■ **EXERCISE GOAL**: Each record must be retyped in full. No character may differ.

....

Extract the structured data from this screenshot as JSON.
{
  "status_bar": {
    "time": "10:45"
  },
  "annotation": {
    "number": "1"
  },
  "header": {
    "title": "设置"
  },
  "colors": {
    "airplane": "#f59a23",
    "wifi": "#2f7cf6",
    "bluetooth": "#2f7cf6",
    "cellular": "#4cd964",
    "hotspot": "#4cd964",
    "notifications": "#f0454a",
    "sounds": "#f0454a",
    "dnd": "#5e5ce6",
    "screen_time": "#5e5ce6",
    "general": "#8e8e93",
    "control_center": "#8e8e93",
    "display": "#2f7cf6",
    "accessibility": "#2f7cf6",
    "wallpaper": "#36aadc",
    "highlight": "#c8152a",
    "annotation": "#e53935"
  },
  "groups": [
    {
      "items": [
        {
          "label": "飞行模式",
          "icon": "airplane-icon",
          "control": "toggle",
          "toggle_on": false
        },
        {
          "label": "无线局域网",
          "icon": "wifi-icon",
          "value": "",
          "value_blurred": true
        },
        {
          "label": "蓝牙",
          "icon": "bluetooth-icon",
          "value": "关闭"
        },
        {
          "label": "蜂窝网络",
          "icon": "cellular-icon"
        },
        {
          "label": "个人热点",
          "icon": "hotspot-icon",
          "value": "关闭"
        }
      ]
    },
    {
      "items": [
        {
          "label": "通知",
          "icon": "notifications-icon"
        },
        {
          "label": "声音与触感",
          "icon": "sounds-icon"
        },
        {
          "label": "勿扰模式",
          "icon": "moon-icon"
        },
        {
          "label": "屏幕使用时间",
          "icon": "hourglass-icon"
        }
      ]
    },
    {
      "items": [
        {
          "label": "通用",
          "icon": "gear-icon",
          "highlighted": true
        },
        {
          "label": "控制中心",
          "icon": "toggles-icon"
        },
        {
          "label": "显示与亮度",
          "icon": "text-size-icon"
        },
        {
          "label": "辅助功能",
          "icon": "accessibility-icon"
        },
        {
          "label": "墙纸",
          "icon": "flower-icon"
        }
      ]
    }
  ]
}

....

■ **COMPLETED TASK**:
Extract the structured data from this screenshot as JSON.
{
  "status_bar": {
    "time": "10:45"
  },
  "annotation": {
    "number": "1"
  },
  "header": {
    "title": "设置"
  },
  "colors": {
    "airplane": "#f59a23",
    "wifi": "#2f7cf6",
    "bluetooth": "#2f7cf6",
    "cellular": "#4cd964",
    "hotspot": "#4cd964",
    "notifications": "#f0454a",
    "sounds": "#f0454a",
    "dnd": "#5e5ce6",
    "screen_time": "#5e5ce6",
    "general": "#8e8e93",
    "control_center": "#8e8e93",
    "display": "#2f7cf6",
    "accessibility": "#2f7cf6",
    "wallpaper": "#36aadc",
    "highlight": "#c8152a",
    "annotation": "#e53935"
  },
  "groups": [
    {
      "items": [
        {
          "label": "飞行模式",
          "icon": "airplane-icon",
          "control": "toggle",
          "toggle_on": false
        },
        {
          "label": "无线局域网",
          "icon": "wifi-icon",
          "value": "",
          "value_blurred": true
        },
        {
          "label": "蓝牙",
          "icon": "bluetooth-icon",
          "value": "关闭"
        },
        {
          "label": "蜂窝网络",
          "icon": "cellular-icon"
        },
        {
          "label": "个人热点",
          "icon": "hotspot-icon",
          "value": "关闭"
        }
      ]
    },
    {
      "items": [
        {
          "label": "通知",
          "icon": "notifications-icon"
        },
        {
          "label": "声音与触感",
          "icon": "sounds-icon"
        },
        {
          "label": "勿扰模式",
          "icon": "moon-icon"
        },
        {
          "label": "屏幕使用时间",
          "icon": "hourglass-icon"
        }
      ]
    },
    {
      "items": [
        {
          "label": "通用",
          "icon": "gear-icon",
          "highlighted": true
        },
        {
          "label": "控制中心",
          "icon": "toggles-icon"
        },
        {
          "label": "显示与亮度",
          "icon": "text-size-icon"
        },
        {
          "label": "辅助功能",
          "icon": "accessibility-icon"
        },
        {
          "label": "墙纸",
          "icon": "flower-icon"
        }
      ]
    }
  ]
}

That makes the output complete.